# The exercise:
Repeat each line of the material exactly.

──────── Dataset records

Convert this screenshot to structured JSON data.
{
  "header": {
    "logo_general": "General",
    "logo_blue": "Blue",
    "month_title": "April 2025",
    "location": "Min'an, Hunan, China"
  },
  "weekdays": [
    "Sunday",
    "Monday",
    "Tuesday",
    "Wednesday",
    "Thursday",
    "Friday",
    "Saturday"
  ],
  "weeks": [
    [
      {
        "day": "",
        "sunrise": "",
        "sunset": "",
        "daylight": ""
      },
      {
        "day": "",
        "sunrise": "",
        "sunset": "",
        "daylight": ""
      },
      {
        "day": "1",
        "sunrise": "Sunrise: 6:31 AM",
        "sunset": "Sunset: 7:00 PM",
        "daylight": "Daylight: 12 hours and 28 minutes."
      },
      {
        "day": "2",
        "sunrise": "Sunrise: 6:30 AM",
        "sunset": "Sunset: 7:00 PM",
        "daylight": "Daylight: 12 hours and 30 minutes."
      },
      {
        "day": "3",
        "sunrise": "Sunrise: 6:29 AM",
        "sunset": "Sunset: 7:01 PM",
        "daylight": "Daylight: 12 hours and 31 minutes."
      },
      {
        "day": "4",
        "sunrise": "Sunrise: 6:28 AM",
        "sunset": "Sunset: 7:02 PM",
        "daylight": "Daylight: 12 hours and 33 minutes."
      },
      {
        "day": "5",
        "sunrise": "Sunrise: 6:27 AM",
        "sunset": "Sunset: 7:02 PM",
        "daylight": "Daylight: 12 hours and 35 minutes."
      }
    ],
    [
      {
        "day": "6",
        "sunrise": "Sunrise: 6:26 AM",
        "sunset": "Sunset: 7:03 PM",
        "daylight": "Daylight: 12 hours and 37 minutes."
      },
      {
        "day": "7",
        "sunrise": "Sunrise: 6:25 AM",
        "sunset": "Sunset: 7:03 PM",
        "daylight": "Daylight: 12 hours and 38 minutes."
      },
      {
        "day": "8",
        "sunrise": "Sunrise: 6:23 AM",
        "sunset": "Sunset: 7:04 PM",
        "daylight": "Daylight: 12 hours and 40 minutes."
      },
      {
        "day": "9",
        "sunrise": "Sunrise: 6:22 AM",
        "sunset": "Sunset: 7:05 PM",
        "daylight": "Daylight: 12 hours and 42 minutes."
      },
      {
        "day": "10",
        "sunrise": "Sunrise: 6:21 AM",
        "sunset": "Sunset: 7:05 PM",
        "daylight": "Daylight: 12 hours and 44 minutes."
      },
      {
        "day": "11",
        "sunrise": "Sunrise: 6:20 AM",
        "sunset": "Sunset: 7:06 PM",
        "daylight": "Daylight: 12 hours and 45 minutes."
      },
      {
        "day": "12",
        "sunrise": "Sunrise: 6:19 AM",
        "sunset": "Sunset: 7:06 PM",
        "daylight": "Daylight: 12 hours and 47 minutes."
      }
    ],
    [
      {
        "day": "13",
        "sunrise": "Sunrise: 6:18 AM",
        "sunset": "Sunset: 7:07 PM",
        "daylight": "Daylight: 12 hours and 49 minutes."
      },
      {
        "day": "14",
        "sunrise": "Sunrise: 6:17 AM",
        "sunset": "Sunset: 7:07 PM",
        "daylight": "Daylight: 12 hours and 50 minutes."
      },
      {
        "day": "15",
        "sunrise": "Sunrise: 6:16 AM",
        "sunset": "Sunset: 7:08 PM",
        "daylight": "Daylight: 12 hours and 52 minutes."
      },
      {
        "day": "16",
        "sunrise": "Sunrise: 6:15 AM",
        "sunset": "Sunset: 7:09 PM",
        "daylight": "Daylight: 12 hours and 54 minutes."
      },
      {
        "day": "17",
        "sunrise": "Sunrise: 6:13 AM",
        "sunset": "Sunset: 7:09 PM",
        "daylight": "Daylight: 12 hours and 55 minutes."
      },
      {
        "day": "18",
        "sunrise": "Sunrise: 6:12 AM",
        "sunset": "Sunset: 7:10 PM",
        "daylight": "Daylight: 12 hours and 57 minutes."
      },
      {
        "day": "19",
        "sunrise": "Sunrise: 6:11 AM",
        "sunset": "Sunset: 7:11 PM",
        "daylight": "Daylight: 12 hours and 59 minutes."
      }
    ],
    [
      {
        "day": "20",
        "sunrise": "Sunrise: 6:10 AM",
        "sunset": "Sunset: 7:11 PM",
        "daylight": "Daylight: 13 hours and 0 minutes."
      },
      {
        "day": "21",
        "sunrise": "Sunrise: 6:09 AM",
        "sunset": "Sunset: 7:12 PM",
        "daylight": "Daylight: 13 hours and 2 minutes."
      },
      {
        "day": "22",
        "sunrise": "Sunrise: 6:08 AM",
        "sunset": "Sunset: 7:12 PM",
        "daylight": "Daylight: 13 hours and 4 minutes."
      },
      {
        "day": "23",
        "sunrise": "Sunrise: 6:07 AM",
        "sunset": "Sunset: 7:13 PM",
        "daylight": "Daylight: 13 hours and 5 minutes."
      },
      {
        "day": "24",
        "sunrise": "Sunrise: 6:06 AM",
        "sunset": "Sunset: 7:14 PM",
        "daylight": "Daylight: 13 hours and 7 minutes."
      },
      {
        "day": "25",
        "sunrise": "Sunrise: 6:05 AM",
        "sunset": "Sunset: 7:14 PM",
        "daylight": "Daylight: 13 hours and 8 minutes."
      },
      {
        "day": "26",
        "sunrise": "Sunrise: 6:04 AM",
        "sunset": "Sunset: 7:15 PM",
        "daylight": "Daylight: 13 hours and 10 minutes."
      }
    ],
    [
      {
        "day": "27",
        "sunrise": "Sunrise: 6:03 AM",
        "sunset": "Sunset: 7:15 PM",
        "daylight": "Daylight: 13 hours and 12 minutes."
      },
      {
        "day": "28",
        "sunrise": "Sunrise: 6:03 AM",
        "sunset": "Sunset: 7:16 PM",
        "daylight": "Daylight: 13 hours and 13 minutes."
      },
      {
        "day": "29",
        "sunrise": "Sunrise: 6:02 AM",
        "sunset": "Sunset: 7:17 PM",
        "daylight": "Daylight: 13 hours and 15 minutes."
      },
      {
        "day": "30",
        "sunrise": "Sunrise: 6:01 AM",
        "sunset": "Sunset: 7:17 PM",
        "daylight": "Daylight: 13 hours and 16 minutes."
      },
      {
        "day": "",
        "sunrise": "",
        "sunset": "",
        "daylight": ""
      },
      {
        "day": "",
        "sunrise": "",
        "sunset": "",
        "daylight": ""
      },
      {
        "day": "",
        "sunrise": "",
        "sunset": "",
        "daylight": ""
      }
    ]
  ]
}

────────────────

# Exercise solution:
Convert this screenshot to structured JSON data.
{
  "header": {
    "logo_general": "General",
    "logo_blue": "Blue",
    "month_title": "April 2025",
    "location": "Min'an, Hunan, China"
  },
  "weekdays": [
    "Sunday",
    "Monday",
    "Tuesday",
    "Wednesday",
    "Thursday",
    "Friday",
    "Saturday"
  ],
  "weeks": [
    [
      {
        "day": "",
        "sunrise": "",
        "sunset": "",
        "daylight": ""
      },
      {
        "day": "",
        "sunrise": "",
        "sunset": "",
        "daylight": ""
      },
      {
        "day": "1",
        "sunrise": "Sunrise: 6:31 AM",
        "sunset": "Sunset: 7:00 PM",
        "daylight": "Daylight: 12 hours and 28 minutes."
      },
      {
        "day": "2",
        "sunrise": "Sunrise: 6:30 AM",
        "sunset": "Sunset: 7:00 PM",
        "daylight": "Daylight: 12 hours and 30 minutes."
      },
      {
        "day": "3",
        "sunrise": "Sunrise: 6:29 AM",
        "sunset": "Sunset: 7:01 PM",
        "daylight": "Daylight: 12 hours and 31 minutes."
      },
      {
        "day": "4",
        "sunrise": "Sunrise: 6:28 AM",
        "sunset": "Sunset: 7:02 PM",
        "daylight": "Daylight: 12 hours and 33 minutes."
      },
      {
        "day": "5",
        "sunrise": "Sunrise: 6:27 AM",
        "sunset": "Sunset: 7:02 PM",
        "daylight": "Daylight: 12 hours and 35 minutes."
      }
    ],
    [
      {
        "day": "6",
        "sunrise": "Sunrise: 6:26 AM",
        "sunset": "Sunset: 7:03 PM",
        "daylight": "Daylight: 12 hours and 37 minutes."
      },
      {
        "day": "7",
        "sunrise": "Sunrise: 6:25 AM",
        "sunset": "Sunset: 7:03 PM",
        "daylight": "Daylight: 12 hours and 38 minutes."
      },
      {
        "day": "8",
        "sunrise": "Sunrise: 6:23 AM",
        "sunset": "Sunset: 7:04 PM",
        "daylight": "Daylight: 12 hours and 40 minutes."
      },
      {
        "day": "9",
        "sunrise": "Sunrise: 6:22 AM",
        "sunset": "Sunset: 7:05 PM",
        "daylight": "Daylight: 12 hours and 42 minutes."
      },
      {
        "day": "10",
        "sunrise": "Sunrise: 6:21 AM",
        "sunset": "Sunset: 7:05 PM",
        "daylight": "Daylight: 12 hours and 44 minutes."
      },
      {
        "day": "11",
        "sunrise": "Sunrise: 6:20 AM",
        "sunset": "Sunset: 7:06 PM",
        "daylight": "Daylight: 12 hours and 45 minutes."
      },
      {
        "day": "12",
        "sunrise": "Sunrise: 6:19 AM",
        "sunset": "Sunset: 7:06 PM",
        "daylight": "Daylight: 12 hours and 47 minutes."
      }
    ],
    [
      {
        "day": "13",
        "sunrise": "Sunrise: 6:18 AM",
        "sunset": "Sunset: 7:07 PM",
        "daylight": "Daylight: 12 hours and 49 minutes."
      },
      {
        "day": "14",
        "sunrise": "Sunrise: 6:17 AM",
        "sunset": "Sunset: 7:07 PM",
        "daylight": "Daylight: 12 hours and 50 minutes."
      },
      {
        "day": "15",
        "sunrise": "Sunrise: 6:16 AM",
        "sunset": "Sunset: 7:08 PM",
        "daylight": "Daylight: 12 hours and 52 minutes."
      },
      {
        "day": "16",
        "sunrise": "Sunrise: 6:15 AM",
        "sunset": "Sunset: 7:09 PM",
        "daylight": "Daylight: 12 hours and 54 minutes."
      },
      {
        "day": "17",
        "sunrise": "Sunrise: 6:13 AM",
        "sunset": "Sunset: 7:09 PM",
        "daylight": "Daylight: 12 hours and 55 minutes."
      },
      {
        "day": "18",
        "sunrise": "Sunrise: 6:12 AM",
        "sunset": "Sunset: 7:10 PM",
        "daylight": "Daylight: 12 hours and 57 minutes."
      },
      {
        "day": "19",
        "sunrise": "Sunrise: 6:11 AM",
        "sunset": "Sunset: 7:11 PM",
        "daylight": "Daylight: 12 hours and 59 minutes."
      }
    ],
    [
      {
        "day": "20",
        "sunrise": "Sunrise: 6:10 AM",
        "sunset": "Sunset: 7:11 PM",
        "daylight": "Daylight: 13 hours and 0 minutes."
      },
      {
        "day": "21",
        "sunrise": "Sunrise: 6:09 AM",
        "sunset": "Sunset: 7:12 PM",
        "daylight": "Daylight: 13 hours and 2 minutes."
      },
      {
        "day": "22",
        "sunrise": "Sunrise: 6:08 AM",
        "sunset": "Sunset: 7:12 PM",
        "daylight": "Daylight: 13 hours and 4 minutes."
      },
      {
        "day": "23",
        "sunrise": "Sunrise: 6:07 AM",
        "sunset": "Sunset: 7:13 PM",
        "daylight": "Daylight: 13 hours and 5 minutes."
      },
      {
        "day": "24",
        "sunrise": "Sunrise: 6:06 AM",
        "sunset": "Sunset: 7:14 PM",
        "daylight": "Daylight: 13 hours and 7 minutes."
      },
      {
        "day": "25",
        "sunrise": "Sunrise: 6:05 AM",
        "sunset": "Sunset: 7:14 PM",
        "daylight": "Daylight: 13 hours and 8 minutes."
      },
      {
        "day": "26",
        "sunrise": "Sunrise: 6:04 AM",
        "sunset": "Sunset: 7:15 PM",
        "daylight": "Daylight: 13 hours and 10 minutes."
      }
    ],
    [
      {
        "day": "27",
        "sunrise": "Sunrise: 6:03 AM",
        "sunset": "Sunset: 7:15 PM",
        "daylight": "Daylight: 13 hours and 12 minutes."
      },
      {
        "day": "28",
        "sunrise": "Sunrise: 6:03 AM",
        "sunset": "Sunset: 7:16 PM",
        "daylight": "Daylight: 13 hours and 13 minutes."
      },
      {
        "day": "29",
        "sunrise": "Sunrise: 6:02 AM",
        "sunset": "Sunset: 7:17 PM",
        "daylight": "Daylight: 13 hours and 15 minutes."
      },
      {
        "day": "30",
        "sunrise": "Sunrise: 6:01 AM",
        "sunset": "Sunset: 7:17 PM",
        "daylight": "Daylight: 13 hours and 16 minutes."
      },
      {
        "day": "",
        "sunrise": "",
        "sunset": "",
        "daylight": ""
      },
      {
        "day": "",
        "sunrise": "",
        "sunset": "",
        "daylight": ""
      },
      {
        "day": "",
        "sunrise": "",
        "sunset": "",
        "daylight": ""
      }
    ]
  ]
}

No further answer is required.